## SHORT PROBLEM
Go through the material and write it all out exactly, minus the pictures.

## DATA PROVIDED
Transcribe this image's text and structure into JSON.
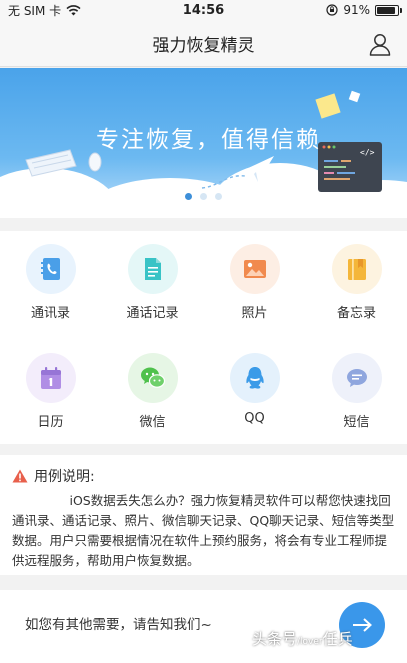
{
  "status": {
    "carrier": "无 SIM 卡",
    "time": "14:56",
    "battery": "91%",
    "battery_level": 0.91
  },
  "nav": {
    "title": "强力恢复精灵"
  },
  "banner": {
    "slogan": "专注恢复，值得信赖",
    "page_count": 3,
    "active_page": 1
  },
  "categories": [
    {
      "label": "通讯录",
      "icon": "contacts-icon",
      "color": "#4a9fe8",
      "bg": "#e8f3fd"
    },
    {
      "label": "通话记录",
      "icon": "call-log-icon",
      "color": "#39c3c6",
      "bg": "#e4f7f7"
    },
    {
      "label": "照片",
      "icon": "photos-icon",
      "color": "#f18a4e",
      "bg": "#fdeee4"
    },
    {
      "label": "备忘录",
      "icon": "memo-icon",
      "color": "#f4b63a",
      "bg": "#fdf3e0"
    },
    {
      "label": "日历",
      "icon": "calendar-icon",
      "color": "#b08ee5",
      "bg": "#f3edfb"
    },
    {
      "label": "微信",
      "icon": "wechat-icon",
      "color": "#4fc14c",
      "bg": "#e6f6e5"
    },
    {
      "label": "QQ",
      "icon": "qq-icon",
      "color": "#3b9be8",
      "bg": "#e4f1fc"
    },
    {
      "label": "短信",
      "icon": "sms-icon",
      "color": "#8fa6de",
      "bg": "#eef1fa"
    }
  ],
  "description": {
    "heading": "用例说明:",
    "body": "iOS数据丢失怎么办？强力恢复精灵软件可以帮您快速找回通讯录、通话记录、照片、微信聊天记录、QQ聊天记录、短信等类型数据。用户只需要根据情况在软件上预约服务，将会有专业工程师提供远程服务，帮助用户恢复数据。"
  },
  "feedback": {
    "prompt": "如您有其他需要，请告知我们~"
  },
  "watermark": {
    "text": "头条号",
    "sub": "/lover",
    "name": "任兵"
  }
}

## COMPLETE RESPONSE
Transcribe this image's text and structure into JSON.
{
  "status": {
    "carrier": "无 SIM 卡",
    "time": "14:56",
    "battery": "91%",
    "battery_level": 0.91
  },
  "nav": {
    "title": "强力恢复精灵"
  },
  "banner": {
    "slogan": "专注恢复，值得信赖",
    "page_count": 3,
    "active_page": 1
  },
  "categories": [
    {
      "label": "通讯录",
      "icon": "contacts-icon",
      "color": "#4a9fe8",
      "bg": "#e8f3fd"
    },
    {
      "label": "通话记录",
      "icon": "call-log-icon",
      "color": "#39c3c6",
      "bg": "#e4f7f7"
    },
    {
      "label": "照片",
      "icon": "photos-icon",
      "color": "#f18a4e",
      "bg": "#fdeee4"
    },
    {
      "label": "备忘录",
      "icon": "memo-icon",
      "color": "#f4b63a",
      "bg": "#fdf3e0"
    },
    {
      "label": "日历",
      "icon": "calendar-icon",
      "color": "#b08ee5",
      "bg": "#f3edfb"
    },
    {
      "label": "微信",
      "icon": "wechat-icon",
      "color": "#4fc14c",
      "bg": "#e6f6e5"
    },
    {
      "label": "QQ",
      "icon": "qq-icon",
      "color": "#3b9be8",
      "bg": "#e4f1fc"
    },
    {
      "label": "短信",
      "icon": "sms-icon",
      "color": "#8fa6de",
      "bg": "#eef1fa"
    }
  ],
  "description": {
    "heading": "用例说明:",
    "body": "iOS数据丢失怎么办？强力恢复精灵软件可以帮您快速找回通讯录、通话记录、照片、微信聊天记录、QQ聊天记录、短信等类型数据。用户只需要根据情况在软件上预约服务，将会有专业工程师提供远程服务，帮助用户恢复数据。"
  },
  "feedback": {
    "prompt": "如您有其他需要，请告知我们~"
  },
  "watermark": {
    "text": "头条号",
    "sub": "/lover",
    "name": "任兵"
  }
}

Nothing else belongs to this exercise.